LISTED RECORDS:

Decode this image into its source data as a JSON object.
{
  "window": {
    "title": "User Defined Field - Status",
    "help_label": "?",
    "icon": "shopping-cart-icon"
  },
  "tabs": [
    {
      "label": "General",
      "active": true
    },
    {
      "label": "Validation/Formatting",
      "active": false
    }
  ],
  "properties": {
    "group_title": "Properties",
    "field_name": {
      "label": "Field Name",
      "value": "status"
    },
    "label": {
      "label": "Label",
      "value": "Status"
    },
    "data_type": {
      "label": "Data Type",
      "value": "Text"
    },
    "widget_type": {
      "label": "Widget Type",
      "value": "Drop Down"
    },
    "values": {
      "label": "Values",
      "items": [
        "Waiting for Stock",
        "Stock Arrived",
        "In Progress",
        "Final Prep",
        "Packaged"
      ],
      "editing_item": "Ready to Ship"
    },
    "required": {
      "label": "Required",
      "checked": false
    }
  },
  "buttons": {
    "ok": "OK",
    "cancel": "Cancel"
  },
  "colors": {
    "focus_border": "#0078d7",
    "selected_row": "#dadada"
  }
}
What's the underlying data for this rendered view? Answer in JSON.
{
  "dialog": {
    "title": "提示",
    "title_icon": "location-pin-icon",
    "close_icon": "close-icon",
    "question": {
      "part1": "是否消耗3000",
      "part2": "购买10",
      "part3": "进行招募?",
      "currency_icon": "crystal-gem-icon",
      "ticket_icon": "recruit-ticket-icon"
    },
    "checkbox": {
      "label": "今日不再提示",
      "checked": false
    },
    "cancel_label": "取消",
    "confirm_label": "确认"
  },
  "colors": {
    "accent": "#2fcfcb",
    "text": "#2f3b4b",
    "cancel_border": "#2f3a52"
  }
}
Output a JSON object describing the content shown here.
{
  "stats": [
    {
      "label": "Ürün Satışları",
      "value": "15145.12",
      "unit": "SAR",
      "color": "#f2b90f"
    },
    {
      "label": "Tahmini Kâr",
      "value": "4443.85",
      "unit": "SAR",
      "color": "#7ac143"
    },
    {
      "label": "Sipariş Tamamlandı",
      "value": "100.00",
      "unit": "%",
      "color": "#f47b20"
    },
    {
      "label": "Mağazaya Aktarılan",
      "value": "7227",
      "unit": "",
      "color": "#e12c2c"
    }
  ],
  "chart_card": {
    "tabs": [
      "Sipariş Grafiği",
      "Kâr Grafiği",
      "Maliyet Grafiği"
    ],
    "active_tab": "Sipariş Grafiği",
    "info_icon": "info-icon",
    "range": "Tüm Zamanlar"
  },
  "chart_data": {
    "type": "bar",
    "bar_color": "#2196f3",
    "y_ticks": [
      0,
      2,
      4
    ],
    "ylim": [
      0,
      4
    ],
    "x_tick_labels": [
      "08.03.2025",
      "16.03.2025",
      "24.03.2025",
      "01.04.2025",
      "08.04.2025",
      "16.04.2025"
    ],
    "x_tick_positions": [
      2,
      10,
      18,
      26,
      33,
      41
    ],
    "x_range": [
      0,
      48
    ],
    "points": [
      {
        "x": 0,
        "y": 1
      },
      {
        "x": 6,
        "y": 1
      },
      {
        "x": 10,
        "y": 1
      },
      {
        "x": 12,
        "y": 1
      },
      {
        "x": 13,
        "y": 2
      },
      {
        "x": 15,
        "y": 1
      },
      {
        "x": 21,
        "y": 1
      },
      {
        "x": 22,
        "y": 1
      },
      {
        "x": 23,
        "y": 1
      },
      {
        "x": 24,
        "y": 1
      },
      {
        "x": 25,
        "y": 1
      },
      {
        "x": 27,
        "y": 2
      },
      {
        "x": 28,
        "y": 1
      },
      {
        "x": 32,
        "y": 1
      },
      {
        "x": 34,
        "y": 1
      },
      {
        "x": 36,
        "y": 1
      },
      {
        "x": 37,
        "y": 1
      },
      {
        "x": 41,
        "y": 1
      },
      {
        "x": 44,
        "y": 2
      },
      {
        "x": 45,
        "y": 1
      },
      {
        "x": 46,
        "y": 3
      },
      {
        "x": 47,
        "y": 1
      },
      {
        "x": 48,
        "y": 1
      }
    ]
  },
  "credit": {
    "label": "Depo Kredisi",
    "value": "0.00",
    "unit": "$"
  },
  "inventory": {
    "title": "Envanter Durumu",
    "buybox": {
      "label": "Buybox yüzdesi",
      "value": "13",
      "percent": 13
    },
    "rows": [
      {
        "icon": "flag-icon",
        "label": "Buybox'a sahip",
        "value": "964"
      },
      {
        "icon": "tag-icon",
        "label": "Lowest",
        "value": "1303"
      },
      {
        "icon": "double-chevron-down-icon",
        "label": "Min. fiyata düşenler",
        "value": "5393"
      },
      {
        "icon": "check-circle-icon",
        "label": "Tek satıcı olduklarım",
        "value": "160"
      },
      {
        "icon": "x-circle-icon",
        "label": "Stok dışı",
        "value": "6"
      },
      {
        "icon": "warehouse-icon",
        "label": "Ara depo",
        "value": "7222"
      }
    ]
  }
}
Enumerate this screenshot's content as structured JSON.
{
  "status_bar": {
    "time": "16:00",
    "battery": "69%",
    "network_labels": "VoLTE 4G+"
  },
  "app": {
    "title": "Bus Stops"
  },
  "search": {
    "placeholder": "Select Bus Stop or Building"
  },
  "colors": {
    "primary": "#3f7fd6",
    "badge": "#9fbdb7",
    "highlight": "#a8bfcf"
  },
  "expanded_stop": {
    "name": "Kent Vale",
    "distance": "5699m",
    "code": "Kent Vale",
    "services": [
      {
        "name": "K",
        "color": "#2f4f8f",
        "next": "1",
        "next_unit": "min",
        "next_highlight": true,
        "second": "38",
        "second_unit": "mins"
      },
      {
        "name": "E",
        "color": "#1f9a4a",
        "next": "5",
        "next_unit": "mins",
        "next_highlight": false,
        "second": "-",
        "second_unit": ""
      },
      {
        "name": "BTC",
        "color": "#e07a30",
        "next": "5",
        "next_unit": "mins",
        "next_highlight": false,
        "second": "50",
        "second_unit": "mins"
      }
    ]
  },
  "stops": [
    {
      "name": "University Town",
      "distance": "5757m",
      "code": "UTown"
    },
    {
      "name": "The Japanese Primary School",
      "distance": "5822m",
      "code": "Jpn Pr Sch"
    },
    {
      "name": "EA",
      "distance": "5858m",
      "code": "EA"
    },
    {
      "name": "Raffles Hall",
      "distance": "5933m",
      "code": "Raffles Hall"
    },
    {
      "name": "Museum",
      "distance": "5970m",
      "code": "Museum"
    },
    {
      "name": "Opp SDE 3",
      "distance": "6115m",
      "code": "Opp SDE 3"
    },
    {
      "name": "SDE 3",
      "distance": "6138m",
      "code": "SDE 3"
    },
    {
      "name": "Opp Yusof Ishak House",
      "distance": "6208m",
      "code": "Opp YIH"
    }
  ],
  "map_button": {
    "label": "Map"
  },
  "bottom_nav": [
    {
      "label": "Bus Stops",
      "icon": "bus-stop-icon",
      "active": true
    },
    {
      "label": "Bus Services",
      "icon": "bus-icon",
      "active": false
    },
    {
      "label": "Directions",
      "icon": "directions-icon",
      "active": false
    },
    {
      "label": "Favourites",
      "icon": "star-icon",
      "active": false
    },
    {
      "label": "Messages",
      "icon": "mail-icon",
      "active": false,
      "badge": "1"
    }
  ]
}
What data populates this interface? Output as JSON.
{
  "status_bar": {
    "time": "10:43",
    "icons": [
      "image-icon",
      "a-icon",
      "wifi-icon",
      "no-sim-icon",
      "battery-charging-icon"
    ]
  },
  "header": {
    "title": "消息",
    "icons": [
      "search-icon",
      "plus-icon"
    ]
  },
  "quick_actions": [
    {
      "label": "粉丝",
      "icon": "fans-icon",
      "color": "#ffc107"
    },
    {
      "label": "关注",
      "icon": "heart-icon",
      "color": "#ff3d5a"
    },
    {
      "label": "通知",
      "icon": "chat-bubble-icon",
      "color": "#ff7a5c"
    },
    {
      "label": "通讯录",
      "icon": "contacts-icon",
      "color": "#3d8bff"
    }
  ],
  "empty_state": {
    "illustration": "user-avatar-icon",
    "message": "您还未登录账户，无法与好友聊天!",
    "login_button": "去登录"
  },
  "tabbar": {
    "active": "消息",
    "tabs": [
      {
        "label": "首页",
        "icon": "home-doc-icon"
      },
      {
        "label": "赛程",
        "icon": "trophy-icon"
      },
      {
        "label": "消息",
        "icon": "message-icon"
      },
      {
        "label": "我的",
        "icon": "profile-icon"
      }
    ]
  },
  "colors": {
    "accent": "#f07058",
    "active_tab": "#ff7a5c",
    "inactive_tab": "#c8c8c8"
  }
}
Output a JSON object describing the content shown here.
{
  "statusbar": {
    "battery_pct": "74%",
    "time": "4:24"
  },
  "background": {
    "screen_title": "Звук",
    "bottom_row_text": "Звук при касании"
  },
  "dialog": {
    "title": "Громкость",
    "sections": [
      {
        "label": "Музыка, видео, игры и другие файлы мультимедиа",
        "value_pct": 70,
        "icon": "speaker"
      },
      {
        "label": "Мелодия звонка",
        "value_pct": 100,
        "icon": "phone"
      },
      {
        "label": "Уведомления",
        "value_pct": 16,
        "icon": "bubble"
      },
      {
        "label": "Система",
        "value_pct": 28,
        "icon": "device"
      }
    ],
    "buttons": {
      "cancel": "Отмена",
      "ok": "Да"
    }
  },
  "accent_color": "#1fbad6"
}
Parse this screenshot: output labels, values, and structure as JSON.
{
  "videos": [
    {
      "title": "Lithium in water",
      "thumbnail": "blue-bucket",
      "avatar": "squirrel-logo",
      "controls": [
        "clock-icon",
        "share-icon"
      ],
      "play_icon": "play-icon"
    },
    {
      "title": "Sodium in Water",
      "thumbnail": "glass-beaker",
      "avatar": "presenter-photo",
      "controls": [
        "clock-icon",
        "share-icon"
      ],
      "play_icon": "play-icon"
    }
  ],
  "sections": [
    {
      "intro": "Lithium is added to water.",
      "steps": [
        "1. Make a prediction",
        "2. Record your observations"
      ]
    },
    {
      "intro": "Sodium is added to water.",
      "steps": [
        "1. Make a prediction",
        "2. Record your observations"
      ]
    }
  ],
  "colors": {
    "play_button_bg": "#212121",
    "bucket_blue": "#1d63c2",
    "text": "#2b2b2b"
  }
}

GOAL OF THE EXERCISE:
Copy, from the material above, each line in which the string "What" occurs.

IN RESPONSE:
What's the underlying data for this rendered view? Answer in JSON.
What data populates this interface? Output as JSON.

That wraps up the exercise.